[Task brief]
Say the number of lines containing the string "structure", and say nothing else.

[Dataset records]
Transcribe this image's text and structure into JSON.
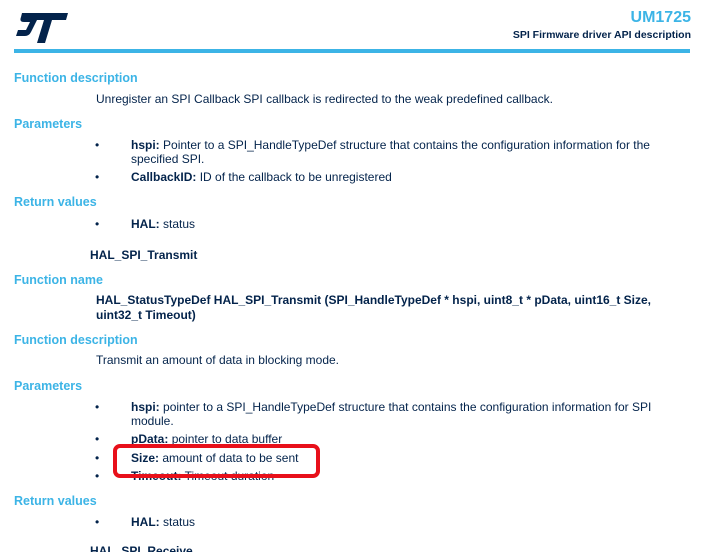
{
  "header": {
    "doc_id": "UM1725",
    "subtitle": "SPI Firmware driver API description",
    "logo": "ST"
  },
  "section1": {
    "func_desc_heading": "Function description",
    "func_desc": "Unregister an SPI Callback SPI callback is redirected to the weak predefined callback.",
    "params_heading": "Parameters",
    "params": [
      {
        "name": "hspi:",
        "desc": "Pointer to a SPI_HandleTypeDef structure that contains the configuration information for the",
        "desc2": "specified SPI."
      },
      {
        "name": "CallbackID:",
        "desc": "ID of the callback to be unregistered"
      }
    ],
    "return_heading": "Return values",
    "returns": [
      {
        "name": "HAL:",
        "desc": "status"
      }
    ]
  },
  "section2": {
    "title": "HAL_SPI_Transmit",
    "func_name_heading": "Function name",
    "signature_line1": "HAL_StatusTypeDef HAL_SPI_Transmit (SPI_HandleTypeDef * hspi, uint8_t * pData, uint16_t Size,",
    "signature_line2": "uint32_t Timeout)",
    "func_desc_heading": "Function description",
    "func_desc": "Transmit an amount of data in blocking mode.",
    "params_heading": "Parameters",
    "params": [
      {
        "name": "hspi:",
        "desc": "pointer to a SPI_HandleTypeDef structure that contains the configuration information for SPI",
        "desc2": "module."
      },
      {
        "name": "pData:",
        "desc": "pointer to data buffer"
      },
      {
        "name": "Size:",
        "desc": "amount of data to be sent"
      },
      {
        "name": "Timeout:",
        "desc": "Timeout duration"
      }
    ],
    "return_heading": "Return values",
    "returns": [
      {
        "name": "HAL:",
        "desc": "status"
      }
    ]
  },
  "section3": {
    "title": "HAL_SPI_Receive"
  },
  "bullet": "•",
  "colors": {
    "accent": "#3cb4e6",
    "text": "#03234b",
    "highlight": "#e8101a"
  }
}
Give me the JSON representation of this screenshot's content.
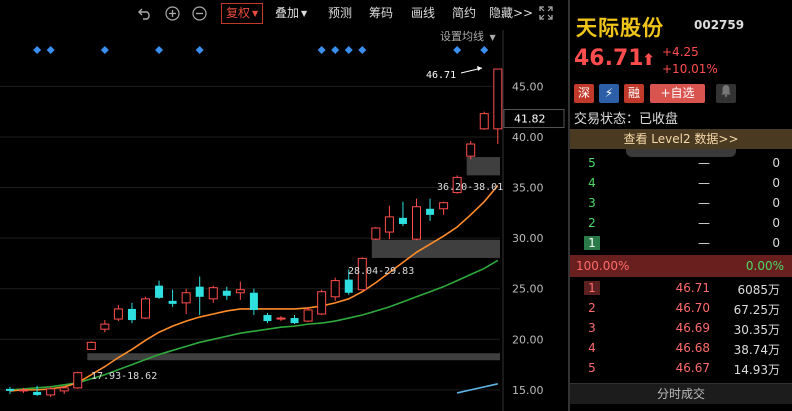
{
  "toolbar": {
    "icons": [
      "undo-icon",
      "zoom-in-icon",
      "zoom-out-icon",
      "fullscreen-icon"
    ],
    "fuquan": "复权",
    "diejia": "叠加",
    "yuce": "预测",
    "chouma": "筹码",
    "huaxian": "画线",
    "jianyue": "简约",
    "yincang": "隐藏>>"
  },
  "ma_settings_label": "设置均线",
  "price_axis": {
    "ticks": [
      "45.00",
      "40.00",
      "35.00",
      "30.00",
      "25.00",
      "20.00",
      "15.00"
    ],
    "current_label": "41.82"
  },
  "annotations": {
    "high_label": "46.71",
    "gap1": "36.20-38.01",
    "gap2": "28.04-29.83",
    "gap3": "17.93-18.62"
  },
  "chart_data": {
    "type": "candlestick",
    "ylim": [
      14,
      48
    ],
    "candles": [
      {
        "o": 15.1,
        "h": 15.3,
        "l": 14.6,
        "c": 14.9
      },
      {
        "o": 14.9,
        "h": 15.2,
        "l": 14.7,
        "c": 15.0
      },
      {
        "o": 14.8,
        "h": 15.4,
        "l": 14.4,
        "c": 14.5
      },
      {
        "o": 14.5,
        "h": 15.3,
        "l": 14.3,
        "c": 15.1
      },
      {
        "o": 14.9,
        "h": 15.4,
        "l": 14.6,
        "c": 15.2
      },
      {
        "o": 15.2,
        "h": 16.8,
        "l": 15.1,
        "c": 16.7
      },
      {
        "o": 19.0,
        "h": 19.8,
        "l": 19.0,
        "c": 19.7
      },
      {
        "o": 21.0,
        "h": 21.9,
        "l": 20.7,
        "c": 21.5
      },
      {
        "o": 22.0,
        "h": 23.4,
        "l": 21.8,
        "c": 23.0
      },
      {
        "o": 23.0,
        "h": 23.6,
        "l": 21.6,
        "c": 21.9
      },
      {
        "o": 22.1,
        "h": 24.2,
        "l": 22.0,
        "c": 24.0
      },
      {
        "o": 25.3,
        "h": 25.8,
        "l": 24.0,
        "c": 24.1
      },
      {
        "o": 23.8,
        "h": 24.9,
        "l": 23.2,
        "c": 23.5
      },
      {
        "o": 23.6,
        "h": 25.0,
        "l": 22.5,
        "c": 24.6
      },
      {
        "o": 25.2,
        "h": 26.2,
        "l": 22.4,
        "c": 24.2
      },
      {
        "o": 24.0,
        "h": 25.3,
        "l": 23.6,
        "c": 25.1
      },
      {
        "o": 24.8,
        "h": 25.2,
        "l": 23.9,
        "c": 24.3
      },
      {
        "o": 24.6,
        "h": 25.7,
        "l": 23.9,
        "c": 24.9
      },
      {
        "o": 24.6,
        "h": 25.0,
        "l": 22.4,
        "c": 22.9
      },
      {
        "o": 22.4,
        "h": 22.6,
        "l": 21.6,
        "c": 21.8
      },
      {
        "o": 22.0,
        "h": 22.3,
        "l": 21.8,
        "c": 22.1
      },
      {
        "o": 22.1,
        "h": 22.4,
        "l": 21.5,
        "c": 21.6
      },
      {
        "o": 21.8,
        "h": 23.2,
        "l": 21.7,
        "c": 22.9
      },
      {
        "o": 22.5,
        "h": 24.9,
        "l": 22.4,
        "c": 24.7
      },
      {
        "o": 24.2,
        "h": 26.1,
        "l": 23.8,
        "c": 25.8
      },
      {
        "o": 25.9,
        "h": 26.9,
        "l": 24.4,
        "c": 24.6
      },
      {
        "o": 24.9,
        "h": 28.1,
        "l": 24.8,
        "c": 28.0
      },
      {
        "o": 29.9,
        "h": 31.1,
        "l": 29.8,
        "c": 31.0
      },
      {
        "o": 30.6,
        "h": 33.2,
        "l": 29.9,
        "c": 32.1
      },
      {
        "o": 32.0,
        "h": 33.6,
        "l": 31.2,
        "c": 31.4
      },
      {
        "o": 29.9,
        "h": 33.9,
        "l": 29.8,
        "c": 33.1
      },
      {
        "o": 32.9,
        "h": 33.9,
        "l": 31.7,
        "c": 32.3
      },
      {
        "o": 32.9,
        "h": 33.6,
        "l": 32.3,
        "c": 33.5
      },
      {
        "o": 34.5,
        "h": 36.2,
        "l": 34.4,
        "c": 36.0
      },
      {
        "o": 38.1,
        "h": 39.6,
        "l": 37.8,
        "c": 39.3
      },
      {
        "o": 40.8,
        "h": 42.5,
        "l": 40.7,
        "c": 42.3
      },
      {
        "o": 40.8,
        "h": 46.71,
        "l": 39.3,
        "c": 46.71
      }
    ],
    "gaps": [
      {
        "lo": 36.2,
        "hi": 38.01,
        "from": 34
      },
      {
        "lo": 28.04,
        "hi": 29.83,
        "from": 27
      },
      {
        "lo": 17.93,
        "hi": 18.62,
        "from": 6
      }
    ],
    "ma_orange": [
      14.9,
      15.0,
      15.0,
      15.1,
      15.3,
      15.7,
      16.5,
      17.3,
      18.2,
      19.0,
      19.9,
      20.7,
      21.3,
      21.8,
      22.2,
      22.5,
      22.8,
      23.0,
      23.0,
      23.0,
      23.0,
      23.0,
      23.1,
      23.3,
      23.6,
      24.0,
      24.7,
      25.6,
      26.6,
      27.6,
      28.6,
      29.4,
      30.2,
      31.1,
      32.3,
      33.6,
      35.2
    ],
    "ma_green": [
      15.0,
      15.1,
      15.2,
      15.3,
      15.5,
      15.7,
      16.1,
      16.5,
      17.0,
      17.5,
      18.0,
      18.5,
      18.9,
      19.3,
      19.7,
      20.0,
      20.3,
      20.6,
      20.8,
      21.0,
      21.2,
      21.3,
      21.5,
      21.6,
      21.8,
      22.1,
      22.4,
      22.8,
      23.2,
      23.7,
      24.2,
      24.7,
      25.2,
      25.8,
      26.4,
      27.0,
      27.8
    ],
    "ma_blue_tail": [
      14.7,
      15.0,
      15.3,
      15.6
    ]
  },
  "stock": {
    "name": "天际股份",
    "code": "002759",
    "price": "46.71",
    "arrow": "⬆",
    "change": "+4.25",
    "change_pct": "+10.01%"
  },
  "tags": {
    "shen": "深",
    "flash": "⚡",
    "rong": "融",
    "add": "+自选",
    "bell": "bell-icon"
  },
  "status": "交易状态：已收盘",
  "level2": "查看 Level2 数据>>",
  "sell_rows": [
    {
      "n": "5",
      "price": "—",
      "vol": "0"
    },
    {
      "n": "4",
      "price": "—",
      "vol": "0"
    },
    {
      "n": "3",
      "price": "—",
      "vol": "0"
    },
    {
      "n": "2",
      "price": "—",
      "vol": "0"
    },
    {
      "n": "1",
      "price": "—",
      "vol": "0"
    }
  ],
  "ratio": {
    "left": "100.00%",
    "right": "0.00%",
    "fill": 1.0
  },
  "buy_rows": [
    {
      "n": "1",
      "price": "46.71",
      "vol": "6085万"
    },
    {
      "n": "2",
      "price": "46.70",
      "vol": "67.25万"
    },
    {
      "n": "3",
      "price": "46.69",
      "vol": "30.35万"
    },
    {
      "n": "4",
      "price": "46.68",
      "vol": "38.74万"
    },
    {
      "n": "5",
      "price": "46.67",
      "vol": "14.93万"
    }
  ],
  "fenshi": "分时成交"
}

[Solved problem]
3